─── Source text ───

Kerr v. Hickenlooper: Exploring the Tenth Circuit's Dubious Legal Reasoning

JURIST Guest Columnist Derek Muller of the Pepperdine University School of Law discusses the shaky legal foundations of the Tenth Circuit's recent decision in Kerr v. Hickenlooper ...

A novel judicial opinion written on dubious legal grounds can serve as an empty vessel into which hopeful litigants everywhere pour hope. The Tenth Circuit's opinion in Kerr v. Hickenlooper—authorizing legislative standing and finding the Guarantee Clause justiciable—has done just that. But it is unlikely that its holdings will withstand further judicial scrutiny.

In 1992, the people of Colorado amended their state constitution by initiative to include a Taxpayer Bill of Rights ("TABOR"). TABOR required the people to approve of any legislatively enacted tax increase before it could take effect. Critiques of Colorado's system have called this "a kind of anarchy." Some Colorado legislators—wanting to enact tax increases unencumbered by the potential disapproval of their constituents—shared this sentiment and sued the governor, alleging a violation of the Guarantee Clause.

The Constitution provides that "the United States shall guarantee to every state in this union a republican form of government." The legislators argued that a republican form of government demands that the taxing power reside in the legislature. The legislatures argued that because TABOR removed that power from its exclusive existence in the legislature, Colorado's government was no longer republican in form.

Before proceeding, however, the legislators had to establish standing to sue. Under the Supreme Court's test articulated in Lujan v. Defenders of Wildlife, plaintiffs must have an "injury in fact" —a "concrete and particularized" injury that is "actual or imminent, not 'conjectural' or 'hypothetical.'" Otherwise, a federal court cannot hear the claim.

The legislators in this case suffered no actual injury: the legislature had not enacted a tax that the people refused to approve under TABOR. Nonetheless, the Tenth Circuit circumvented this requirement by recharacterizing the injury as "disempowerment."

The last time legislators argued to the Supreme Court that their injury was a deprivation of political power, the court rejected the argument. In Raines v. Byrd, members of Congress challenged the Line Item Veto Act. The court found that they did not have standing because their claim was based on a "loss of political power," which was not an injury in fact. It is not clear that Raines is meaningfully distinguishable in its injury-in-fact requirement from the injury alleged by the legislators in Kerr.

─── Given data ───

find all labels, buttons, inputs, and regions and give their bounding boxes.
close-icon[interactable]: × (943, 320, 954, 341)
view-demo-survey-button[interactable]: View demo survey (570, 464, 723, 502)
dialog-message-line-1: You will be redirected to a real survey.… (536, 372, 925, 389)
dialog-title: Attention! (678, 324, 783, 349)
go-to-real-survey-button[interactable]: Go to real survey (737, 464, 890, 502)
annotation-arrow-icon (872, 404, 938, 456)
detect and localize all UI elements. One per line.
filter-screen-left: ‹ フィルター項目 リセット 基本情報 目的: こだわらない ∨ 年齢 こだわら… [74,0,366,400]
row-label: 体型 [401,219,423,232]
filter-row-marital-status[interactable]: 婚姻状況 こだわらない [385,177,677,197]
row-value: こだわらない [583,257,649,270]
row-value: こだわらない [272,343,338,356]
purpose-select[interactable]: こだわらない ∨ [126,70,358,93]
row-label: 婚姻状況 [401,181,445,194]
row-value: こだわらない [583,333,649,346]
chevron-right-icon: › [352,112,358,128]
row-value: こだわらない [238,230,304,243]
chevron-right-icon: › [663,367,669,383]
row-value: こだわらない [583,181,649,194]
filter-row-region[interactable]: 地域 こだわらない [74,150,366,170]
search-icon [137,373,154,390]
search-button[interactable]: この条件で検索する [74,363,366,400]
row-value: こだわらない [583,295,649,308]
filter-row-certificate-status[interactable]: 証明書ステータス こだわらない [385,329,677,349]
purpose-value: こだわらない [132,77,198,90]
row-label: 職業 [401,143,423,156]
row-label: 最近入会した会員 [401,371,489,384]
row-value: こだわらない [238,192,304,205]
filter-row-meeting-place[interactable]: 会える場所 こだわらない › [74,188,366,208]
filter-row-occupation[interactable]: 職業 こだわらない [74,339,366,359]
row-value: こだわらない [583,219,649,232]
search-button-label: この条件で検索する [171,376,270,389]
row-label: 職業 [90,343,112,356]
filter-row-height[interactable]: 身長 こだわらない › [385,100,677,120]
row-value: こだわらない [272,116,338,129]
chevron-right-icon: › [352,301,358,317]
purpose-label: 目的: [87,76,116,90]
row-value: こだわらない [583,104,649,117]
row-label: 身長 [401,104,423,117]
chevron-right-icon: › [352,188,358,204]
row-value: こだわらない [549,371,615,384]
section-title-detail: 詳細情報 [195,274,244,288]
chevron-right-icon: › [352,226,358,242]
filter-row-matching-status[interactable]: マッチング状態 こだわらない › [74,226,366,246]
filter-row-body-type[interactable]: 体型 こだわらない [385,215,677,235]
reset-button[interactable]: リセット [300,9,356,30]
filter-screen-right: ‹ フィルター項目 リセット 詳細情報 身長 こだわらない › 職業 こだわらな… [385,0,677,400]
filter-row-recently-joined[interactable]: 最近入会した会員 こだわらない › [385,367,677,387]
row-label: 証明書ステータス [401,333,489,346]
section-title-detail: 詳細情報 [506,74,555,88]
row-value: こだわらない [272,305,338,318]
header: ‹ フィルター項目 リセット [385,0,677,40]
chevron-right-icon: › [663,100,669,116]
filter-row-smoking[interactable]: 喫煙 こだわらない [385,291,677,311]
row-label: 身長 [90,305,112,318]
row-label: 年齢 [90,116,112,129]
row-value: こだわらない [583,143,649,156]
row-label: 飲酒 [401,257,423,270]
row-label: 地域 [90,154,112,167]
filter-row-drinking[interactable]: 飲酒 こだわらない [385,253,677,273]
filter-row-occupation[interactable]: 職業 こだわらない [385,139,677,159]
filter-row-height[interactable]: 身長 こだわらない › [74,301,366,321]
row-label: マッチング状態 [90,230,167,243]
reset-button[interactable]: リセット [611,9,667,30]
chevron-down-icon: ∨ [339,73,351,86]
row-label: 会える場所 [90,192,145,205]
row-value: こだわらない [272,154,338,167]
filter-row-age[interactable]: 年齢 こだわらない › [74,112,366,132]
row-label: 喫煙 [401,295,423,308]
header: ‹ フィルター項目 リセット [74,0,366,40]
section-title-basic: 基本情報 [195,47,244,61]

───

◆ **Requirements**
a) Can you render the records as a Markdown table with the columns Row and Line, covering everything from their first line through the line with "row-value: こだわらない [549,371,615,384]", with blank lines omitted?
b) Could you extend the commentary on Kerr v. Hickenlooper, picking up right after its final sentence?

◆ **Results for the exercise**
a)
| Row | Line |
|---|---|
| 1 | find all labels, buttons, inputs, and regions and give their bounding boxes. |
| 2 | close-icon[interactable]: × (943, 320, 954, 341) |
| 3 | view-demo-survey-button[interactable]: View demo survey (570, 464, 723, 502) |
| 4 | dialog-message-line-1: You will be redirected to a real survey.… (536, 372, 925, 389) |
| 5 | dialog-title: Attention! (678, 324, 783, 349) |
| 6 | go-to-real-survey-button[interactable]: Go to real survey (737, 464, 890, 502) |
| 7 | annotation-arrow-icon (872, 404, 938, 456) |
| 8 | detect and localize all UI elements. One per line. |
| 9 | filter-screen-left: ‹ フィルター項目 リセット 基本情報 目的: こだわらない ∨ 年齢 こだわら… [74,0,366,400] |
| 10 | row-label: 体型 [401,219,423,232] |
| 11 | filter-row-marital-status[interactable]: 婚姻状況 こだわらない [385,177,677,197] |
| 12 | row-value: こだわらない [583,257,649,270] |
| 13 | row-value: こだわらない [272,343,338,356] |
| 14 | purpose-select[interactable]: こだわらない ∨ [126,70,358,93] |
| 15 | row-label: 婚姻状況 [401,181,445,194] |
| 16 | row-value: こだわらない [583,333,649,346] |
| 17 | chevron-right-icon: › [352,112,358,128] |
| 18 | row-value: こだわらない [238,230,304,243] |
| 19 | chevron-right-icon: › [663,367,669,383] |
| 20 | row-value: こだわらない [583,181,649,194] |
| 21 | filter-row-region[interactable]: 地域 こだわらない [74,150,366,170] |
| 22 | search-icon [137,373,154,390] |
| 23 | search-button[interactable]: この条件で検索する [74,363,366,400] |
| 24 | row-value: こだわらない [583,295,649,308] |
| 25 | filter-row-certificate-status[interactable]: 証明書ステータス こだわらない [385,329,677,349] |
| 26 | purpose-value: こだわらない [132,77,198,90] |
| 27 | row-label: 職業 [401,143,423,156] |
| 28 | row-label: 最近入会した会員 [401,371,489,384] |
| 29 | row-value: こだわらない [238,192,304,205] |
| 30 | filter-row-meeting-place[interactable]: 会える場所 こだわらない › [74,188,366,208] |
| 31 | filter-row-occupation[interactable]: 職業 こだわらない [74,339,366,359] |
| 32 | row-value: こだわらない [583,219,649,232] |
| 33 | search-button-label: この条件で検索する [171,376,270,389] |
| 34 | row-label: 職業 [90,343,112,356] |
| 35 | filter-row-height[interactable]: 身長 こだわらない › [385,100,677,120] |
| 36 | row-value: こだわらない [272,116,338,129] |
| 37 | chevron-right-icon: › [352,301,358,317] |
| 38 | purpose-label: 目的: [87,76,116,90] |
| 39 | row-value: こだわらない [583,104,649,117] |
| 40 | row-label: 身長 [401,104,423,117] |
| 41 | chevron-right-icon: › [352,188,358,204] |
| 42 | row-value: こだわらない [549,371,615,384] |

b)
Nevertheless, the Tenth Circuit relied heavily on the 1939 case Coleman v. Miller, which permitted state legislators to sue when the governor deemed a constitutional amendment ratified that the legislators believed had not been ratified. The Raines Court explained that "our holding in Coleman stands [at most] for the proposition that legislators whose votes would have been sufficient to defeat [or enact] a specific legislative act have standing to sue if that legislative action goes into effect [or does not go into effect]."

Lacking a specific piece of legislation in this case, the Tenth Circuit again relied on the fact that this injury was a deprivation of the taxing power, a "core function." The court repeatedly explained that because no tax goes into effect without popular approval, it renders voting ineffective.

That is not—I think—entirely accurate. Not until the public actually rejects a tax are legislators' votes nullified. That is why the court has demanded a concrete injury in the form of an actually nullified vote. Given the Supreme Court's abiding skepticism of broad notions of standing—as well as its express hostility to Coleman in Raines—it is unlikely that this logic will survive higher court review. Indeed, it might serve as an opportunity to overturn Coleman outright.

Of course, the possibilities flowing from generous standing for legislators abound. Some have even anticipated that the ruling might open an avenue for members of congress to sue President Obama on matters ranging from the Affordable Care Act to welfare reform. This is an important reason why standing demands a concrete injury in fact—rather than allowing disgruntled legislators to complain in court about laws that may impinge upon their previous freedom, Article III of the Constitution demands a case or controversy exist before a federal court may hear a complaint.

On an interesting side-note, David Skaggs represents the plaintiff-legislators in this case who also—while serving as a member of Congress—was a plaintiff-legislator in Raines when the Supreme Court determined legislators did not have standing for generalized disempowerment claims. For Mr. Skaggs, two-time's the charm.

Getting back on track, however, passing the hurdle of standing was just the beginning. The legislators also needed to make the case that the Guarantee Clause is justiciable. That story begins almost 200 years ago in Rhode Island.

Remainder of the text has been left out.